Lines containing the word "this" need to be counted. Please reply with how many there are, and nothing else.

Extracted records
────────────────
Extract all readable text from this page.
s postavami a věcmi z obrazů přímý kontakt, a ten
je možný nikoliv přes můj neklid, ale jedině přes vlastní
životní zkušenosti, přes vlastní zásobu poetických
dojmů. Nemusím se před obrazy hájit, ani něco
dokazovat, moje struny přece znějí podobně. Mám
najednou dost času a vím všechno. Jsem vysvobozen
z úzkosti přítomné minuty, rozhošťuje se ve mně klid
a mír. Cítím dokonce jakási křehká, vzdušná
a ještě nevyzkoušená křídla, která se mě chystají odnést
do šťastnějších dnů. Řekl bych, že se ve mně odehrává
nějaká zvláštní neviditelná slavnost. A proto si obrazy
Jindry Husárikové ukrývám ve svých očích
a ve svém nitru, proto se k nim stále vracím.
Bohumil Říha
────────────────
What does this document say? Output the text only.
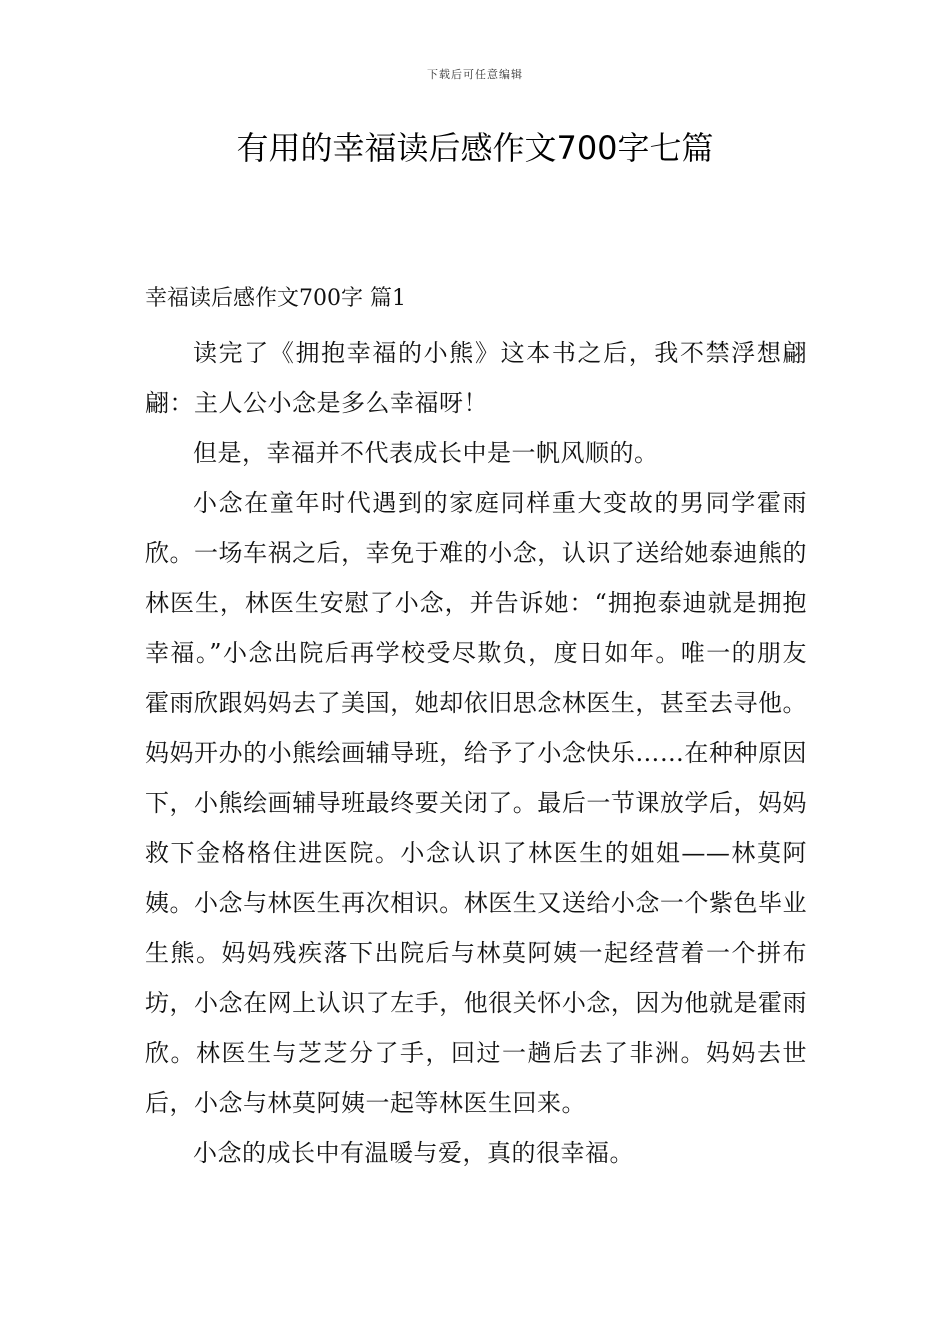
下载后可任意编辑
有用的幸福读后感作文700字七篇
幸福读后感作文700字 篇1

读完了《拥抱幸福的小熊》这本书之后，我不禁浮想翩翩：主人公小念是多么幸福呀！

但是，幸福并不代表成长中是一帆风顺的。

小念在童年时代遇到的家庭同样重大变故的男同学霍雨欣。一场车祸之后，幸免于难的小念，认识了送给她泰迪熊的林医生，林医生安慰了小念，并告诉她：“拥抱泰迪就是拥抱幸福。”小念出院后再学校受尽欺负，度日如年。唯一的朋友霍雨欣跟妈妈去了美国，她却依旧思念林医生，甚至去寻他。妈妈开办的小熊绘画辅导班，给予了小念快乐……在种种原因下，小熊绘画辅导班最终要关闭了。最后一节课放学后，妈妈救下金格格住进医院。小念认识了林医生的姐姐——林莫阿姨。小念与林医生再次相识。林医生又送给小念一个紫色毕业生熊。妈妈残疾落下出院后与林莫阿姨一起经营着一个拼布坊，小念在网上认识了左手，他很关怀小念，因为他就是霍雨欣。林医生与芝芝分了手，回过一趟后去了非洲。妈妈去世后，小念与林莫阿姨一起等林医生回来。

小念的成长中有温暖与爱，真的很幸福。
────────────────
* Finished task *
2